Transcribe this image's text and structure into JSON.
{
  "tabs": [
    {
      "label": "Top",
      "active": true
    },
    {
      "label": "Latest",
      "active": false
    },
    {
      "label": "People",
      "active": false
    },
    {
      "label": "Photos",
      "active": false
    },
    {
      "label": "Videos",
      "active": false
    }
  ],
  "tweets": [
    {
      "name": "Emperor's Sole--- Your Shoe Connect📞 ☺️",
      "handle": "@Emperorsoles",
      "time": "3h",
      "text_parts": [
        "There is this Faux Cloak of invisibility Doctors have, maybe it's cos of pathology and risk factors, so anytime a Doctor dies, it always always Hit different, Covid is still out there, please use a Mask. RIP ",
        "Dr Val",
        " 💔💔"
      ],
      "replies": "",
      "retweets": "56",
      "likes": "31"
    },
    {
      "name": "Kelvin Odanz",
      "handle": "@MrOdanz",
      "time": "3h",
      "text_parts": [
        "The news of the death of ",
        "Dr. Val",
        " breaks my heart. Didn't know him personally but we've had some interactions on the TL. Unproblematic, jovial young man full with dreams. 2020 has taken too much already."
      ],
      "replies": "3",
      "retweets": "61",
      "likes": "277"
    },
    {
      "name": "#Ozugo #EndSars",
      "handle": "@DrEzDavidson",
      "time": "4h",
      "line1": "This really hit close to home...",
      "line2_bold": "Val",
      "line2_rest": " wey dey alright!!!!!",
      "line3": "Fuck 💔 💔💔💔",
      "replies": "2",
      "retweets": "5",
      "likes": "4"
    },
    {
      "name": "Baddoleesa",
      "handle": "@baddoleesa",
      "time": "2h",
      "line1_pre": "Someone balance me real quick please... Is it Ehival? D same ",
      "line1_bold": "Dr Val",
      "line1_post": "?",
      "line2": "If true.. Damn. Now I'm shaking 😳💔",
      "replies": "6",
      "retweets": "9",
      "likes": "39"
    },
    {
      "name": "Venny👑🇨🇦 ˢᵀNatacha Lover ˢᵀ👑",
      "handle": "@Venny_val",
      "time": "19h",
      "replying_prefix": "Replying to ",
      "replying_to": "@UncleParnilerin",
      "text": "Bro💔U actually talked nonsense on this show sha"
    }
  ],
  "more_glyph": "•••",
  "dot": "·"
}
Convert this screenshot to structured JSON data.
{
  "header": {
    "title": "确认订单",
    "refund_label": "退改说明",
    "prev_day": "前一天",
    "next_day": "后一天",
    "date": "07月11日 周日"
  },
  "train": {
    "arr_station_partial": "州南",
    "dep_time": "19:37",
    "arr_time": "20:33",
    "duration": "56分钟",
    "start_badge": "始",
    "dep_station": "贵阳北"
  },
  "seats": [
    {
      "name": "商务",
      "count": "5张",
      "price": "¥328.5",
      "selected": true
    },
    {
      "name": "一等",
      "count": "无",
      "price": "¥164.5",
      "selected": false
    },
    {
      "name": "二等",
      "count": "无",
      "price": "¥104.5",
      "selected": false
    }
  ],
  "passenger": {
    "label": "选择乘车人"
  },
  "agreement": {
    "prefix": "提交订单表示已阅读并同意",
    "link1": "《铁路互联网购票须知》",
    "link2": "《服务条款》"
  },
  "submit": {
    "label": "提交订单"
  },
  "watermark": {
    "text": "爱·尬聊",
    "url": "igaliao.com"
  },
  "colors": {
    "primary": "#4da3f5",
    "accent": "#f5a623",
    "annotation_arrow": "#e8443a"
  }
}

**Set problem**: Every line above needs to be retyped exactly.

**Task output**:
Transcribe this image's text and structure into JSON.
{
  "tabs": [
    {
      "label": "Top",
      "active": true
    },
    {
      "label": "Latest",
      "active": false
    },
    {
      "label": "People",
      "active": false
    },
    {
      "label": "Photos",
      "active": false
    },
    {
      "label": "Videos",
      "active": false
    }
  ],
  "tweets": [
    {
      "name": "Emperor's Sole--- Your Shoe Connect📞 ☺️",
      "handle": "@Emperorsoles",
      "time": "3h",
      "text_parts": [
        "There is this Faux Cloak of invisibility Doctors have, maybe it's cos of pathology and risk factors, so anytime a Doctor dies, it always always Hit different, Covid is still out there, please use a Mask. RIP ",
        "Dr Val",
        " 💔💔"
      ],
      "replies": "",
      "retweets": "56",
      "likes": "31"
    },
    {
      "name": "Kelvin Odanz",
      "handle": "@MrOdanz",
      "time": "3h",
      "text_parts": [
        "The news of the death of ",
        "Dr. Val",
        " breaks my heart. Didn't know him personally but we've had some interactions on the TL. Unproblematic, jovial young man full with dreams. 2020 has taken too much already."
      ],
      "replies": "3",
      "retweets": "61",
      "likes": "277"
    },
    {
      "name": "#Ozugo #EndSars",
      "handle": "@DrEzDavidson",
      "time": "4h",
      "line1": "This really hit close to home...",
      "line2_bold": "Val",
      "line2_rest": " wey dey alright!!!!!",
      "line3": "Fuck 💔 💔💔💔",
      "replies": "2",
      "retweets": "5",
      "likes": "4"
    },
    {
      "name": "Baddoleesa",
      "handle": "@baddoleesa",
      "time": "2h",
      "line1_pre": "Someone balance me real quick please... Is it Ehival? D same ",
      "line1_bold": "Dr Val",
      "line1_post": "?",
      "line2": "If true.. Damn. Now I'm shaking 😳💔",
      "replies": "6",
      "retweets": "9",
      "likes": "39"
    },
    {
      "name": "Venny👑🇨🇦 ˢᵀNatacha Lover ˢᵀ👑",
      "handle": "@Venny_val",
      "time": "19h",
      "replying_prefix": "Replying to ",
      "replying_to": "@UncleParnilerin",
      "text": "Bro💔U actually talked nonsense on this show sha"
    }
  ],
  "more_glyph": "•••",
  "dot": "·"
}
Convert this screenshot to structured JSON data.
{
  "header": {
    "title": "确认订单",
    "refund_label": "退改说明",
    "prev_day": "前一天",
    "next_day": "后一天",
    "date": "07月11日 周日"
  },
  "train": {
    "arr_station_partial": "州南",
    "dep_time": "19:37",
    "arr_time": "20:33",
    "duration": "56分钟",
    "start_badge": "始",
    "dep_station": "贵阳北"
  },
  "seats": [
    {
      "name": "商务",
      "count": "5张",
      "price": "¥328.5",
      "selected": true
    },
    {
      "name": "一等",
      "count": "无",
      "price": "¥164.5",
      "selected": false
    },
    {
      "name": "二等",
      "count": "无",
      "price": "¥104.5",
      "selected": false
    }
  ],
  "passenger": {
    "label": "选择乘车人"
  },
  "agreement": {
    "prefix": "提交订单表示已阅读并同意",
    "link1": "《铁路互联网购票须知》",
    "link2": "《服务条款》"
  },
  "submit": {
    "label": "提交订单"
  },
  "watermark": {
    "text": "爱·尬聊",
    "url": "igaliao.com"
  },
  "colors": {
    "primary": "#4da3f5",
    "accent": "#f5a623",
    "annotation_arrow": "#e8443a"
  }
}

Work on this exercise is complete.